YOUR TASK
Transcribe the full listing exactly, and drop every picture.

Stored entries
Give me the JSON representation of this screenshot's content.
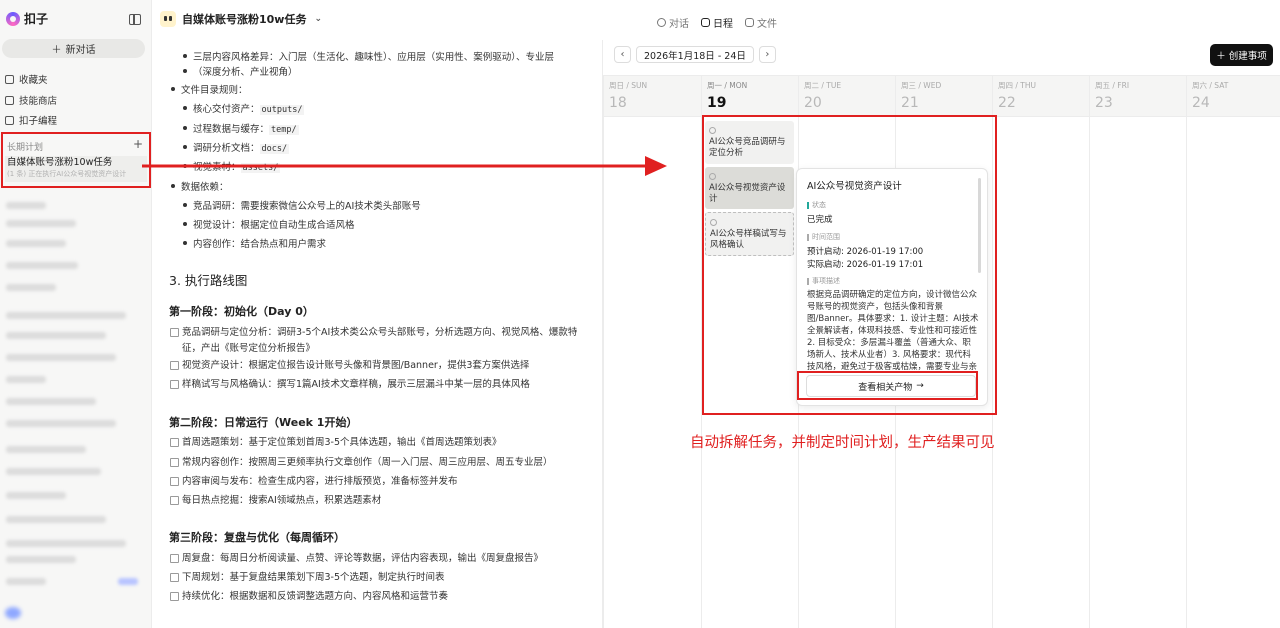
{
  "sidebar": {
    "brand": "扣子",
    "new_chat": "新对话",
    "nav": [
      "收藏夹",
      "技能商店",
      "扣子编程"
    ],
    "plan_section": "长期计划",
    "plan_item_title": "自媒体账号涨粉10w任务",
    "plan_item_status": "(1 条) 正在执行AI公众号视觉资产设计"
  },
  "topbar": {
    "task_title": "自媒体账号涨粉10w任务",
    "tabs": [
      "对话",
      "日程",
      "文件"
    ],
    "active_tab": "日程"
  },
  "doc": {
    "lines": [
      "三层内容风格差异：入门层（生活化、趣味性）、应用层（实用性、案例驱动）、专业层",
      "（深度分析、产业视角）",
      "文件目录规则：",
      "核心交付资产：",
      "过程数据与缓存：",
      "调研分析文档：",
      "视觉素材：",
      "数据依赖：",
      "竞品调研：需要搜索微信公众号上的AI技术类头部账号",
      "视觉设计：根据定位自动生成合适风格",
      "内容创作：结合热点和用户需求"
    ],
    "codes": [
      "outputs/",
      "temp/",
      "docs/",
      "assets/"
    ],
    "section_title": "3. 执行路线图",
    "phase1": "第一阶段：初始化（Day 0）",
    "phase1_tasks": [
      "竞品调研与定位分析：调研3-5个AI技术类公众号头部账号，分析选题方向、视觉风格、爆款特征，产出《账号定位分析报告》",
      "视觉资产设计：根据定位报告设计账号头像和背景图/Banner，提供3套方案供选择",
      "样稿试写与风格确认：撰写1篇AI技术文章样稿，展示三层漏斗中某一层的具体风格"
    ],
    "phase2": "第二阶段：日常运行（Week 1开始）",
    "phase2_tasks": [
      "首周选题策划：基于定位策划首周3-5个具体选题，输出《首周选题策划表》",
      "常规内容创作：按照周三更频率执行文章创作（周一入门层、周三应用层、周五专业层）",
      "内容审阅与发布：检查生成内容，进行排版预览，准备标签并发布",
      "每日热点挖掘：搜索AI领域热点，积累选题素材"
    ],
    "phase3": "第三阶段：复盘与优化（每周循环）",
    "phase3_tasks": [
      "周复盘：每周日分析阅读量、点赞、评论等数据，评估内容表现，输出《周复盘报告》",
      "下周规划：基于复盘结果策划下周3-5个选题，制定执行时间表",
      "持续优化：根据数据和反馈调整选题方向、内容风格和运营节奏"
    ]
  },
  "calendar": {
    "range": "2026年1月18日 - 24日",
    "create_label": "创建事项",
    "days": [
      {
        "name": "周日 / SUN",
        "num": "18"
      },
      {
        "name": "周一 / MON",
        "num": "19"
      },
      {
        "name": "周二 / TUE",
        "num": "20"
      },
      {
        "name": "周三 / WED",
        "num": "21"
      },
      {
        "name": "周四 / THU",
        "num": "22"
      },
      {
        "name": "周五 / FRI",
        "num": "23"
      },
      {
        "name": "周六 / SAT",
        "num": "24"
      }
    ],
    "today": "19",
    "events": [
      "AI公众号竞品调研与定位分析",
      "AI公众号视觉资产设计",
      "AI公众号样稿试写与风格确认"
    ],
    "popup": {
      "title": "AI公众号视觉资产设计",
      "status_label": "状态",
      "status": "已完成",
      "time_label": "时间范围",
      "planned": "预计启动: 2026-01-19 17:00",
      "actual": "实际启动: 2026-01-19 17:01",
      "desc_label": "事项描述",
      "desc": "根据竞品调研确定的定位方向，设计微信公众号账号的视觉资产，包括头像和背景图/Banner。具体要求：1. 设计主题：AI技术全景解读者，体现科技感、专业性和可接近性 2. 目标受众：多层漏斗覆盖（普通大众、职场新人、技术从业者）3. 风格要求：现代科技风格，避免过于极客或枯燥，需要专业与亲和的平衡",
      "button": "查看相关产物"
    }
  },
  "annotation": "自动拆解任务，并制定时间计划，生产结果可见",
  "colors": {
    "annotation_red": "#e02020",
    "accent_teal": "#22a89a"
  }
}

EXERCISE ANSWER
Give me the JSON representation of this screenshot's content.
{
  "sidebar": {
    "brand": "扣子",
    "new_chat": "新对话",
    "nav": [
      "收藏夹",
      "技能商店",
      "扣子编程"
    ],
    "plan_section": "长期计划",
    "plan_item_title": "自媒体账号涨粉10w任务",
    "plan_item_status": "(1 条) 正在执行AI公众号视觉资产设计"
  },
  "topbar": {
    "task_title": "自媒体账号涨粉10w任务",
    "tabs": [
      "对话",
      "日程",
      "文件"
    ],
    "active_tab": "日程"
  },
  "doc": {
    "lines": [
      "三层内容风格差异：入门层（生活化、趣味性）、应用层（实用性、案例驱动）、专业层",
      "（深度分析、产业视角）",
      "文件目录规则：",
      "核心交付资产：",
      "过程数据与缓存：",
      "调研分析文档：",
      "视觉素材：",
      "数据依赖：",
      "竞品调研：需要搜索微信公众号上的AI技术类头部账号",
      "视觉设计：根据定位自动生成合适风格",
      "内容创作：结合热点和用户需求"
    ],
    "codes": [
      "outputs/",
      "temp/",
      "docs/",
      "assets/"
    ],
    "section_title": "3. 执行路线图",
    "phase1": "第一阶段：初始化（Day 0）",
    "phase1_tasks": [
      "竞品调研与定位分析：调研3-5个AI技术类公众号头部账号，分析选题方向、视觉风格、爆款特征，产出《账号定位分析报告》",
      "视觉资产设计：根据定位报告设计账号头像和背景图/Banner，提供3套方案供选择",
      "样稿试写与风格确认：撰写1篇AI技术文章样稿，展示三层漏斗中某一层的具体风格"
    ],
    "phase2": "第二阶段：日常运行（Week 1开始）",
    "phase2_tasks": [
      "首周选题策划：基于定位策划首周3-5个具体选题，输出《首周选题策划表》",
      "常规内容创作：按照周三更频率执行文章创作（周一入门层、周三应用层、周五专业层）",
      "内容审阅与发布：检查生成内容，进行排版预览，准备标签并发布",
      "每日热点挖掘：搜索AI领域热点，积累选题素材"
    ],
    "phase3": "第三阶段：复盘与优化（每周循环）",
    "phase3_tasks": [
      "周复盘：每周日分析阅读量、点赞、评论等数据，评估内容表现，输出《周复盘报告》",
      "下周规划：基于复盘结果策划下周3-5个选题，制定执行时间表",
      "持续优化：根据数据和反馈调整选题方向、内容风格和运营节奏"
    ]
  },
  "calendar": {
    "range": "2026年1月18日 - 24日",
    "create_label": "创建事项",
    "days": [
      {
        "name": "周日 / SUN",
        "num": "18"
      },
      {
        "name": "周一 / MON",
        "num": "19"
      },
      {
        "name": "周二 / TUE",
        "num": "20"
      },
      {
        "name": "周三 / WED",
        "num": "21"
      },
      {
        "name": "周四 / THU",
        "num": "22"
      },
      {
        "name": "周五 / FRI",
        "num": "23"
      },
      {
        "name": "周六 / SAT",
        "num": "24"
      }
    ],
    "today": "19",
    "events": [
      "AI公众号竞品调研与定位分析",
      "AI公众号视觉资产设计",
      "AI公众号样稿试写与风格确认"
    ],
    "popup": {
      "title": "AI公众号视觉资产设计",
      "status_label": "状态",
      "status": "已完成",
      "time_label": "时间范围",
      "planned": "预计启动: 2026-01-19 17:00",
      "actual": "实际启动: 2026-01-19 17:01",
      "desc_label": "事项描述",
      "desc": "根据竞品调研确定的定位方向，设计微信公众号账号的视觉资产，包括头像和背景图/Banner。具体要求：1. 设计主题：AI技术全景解读者，体现科技感、专业性和可接近性 2. 目标受众：多层漏斗覆盖（普通大众、职场新人、技术从业者）3. 风格要求：现代科技风格，避免过于极客或枯燥，需要专业与亲和的平衡",
      "button": "查看相关产物"
    }
  },
  "annotation": "自动拆解任务，并制定时间计划，生产结果可见",
  "colors": {
    "annotation_red": "#e02020",
    "accent_teal": "#22a89a"
  }
}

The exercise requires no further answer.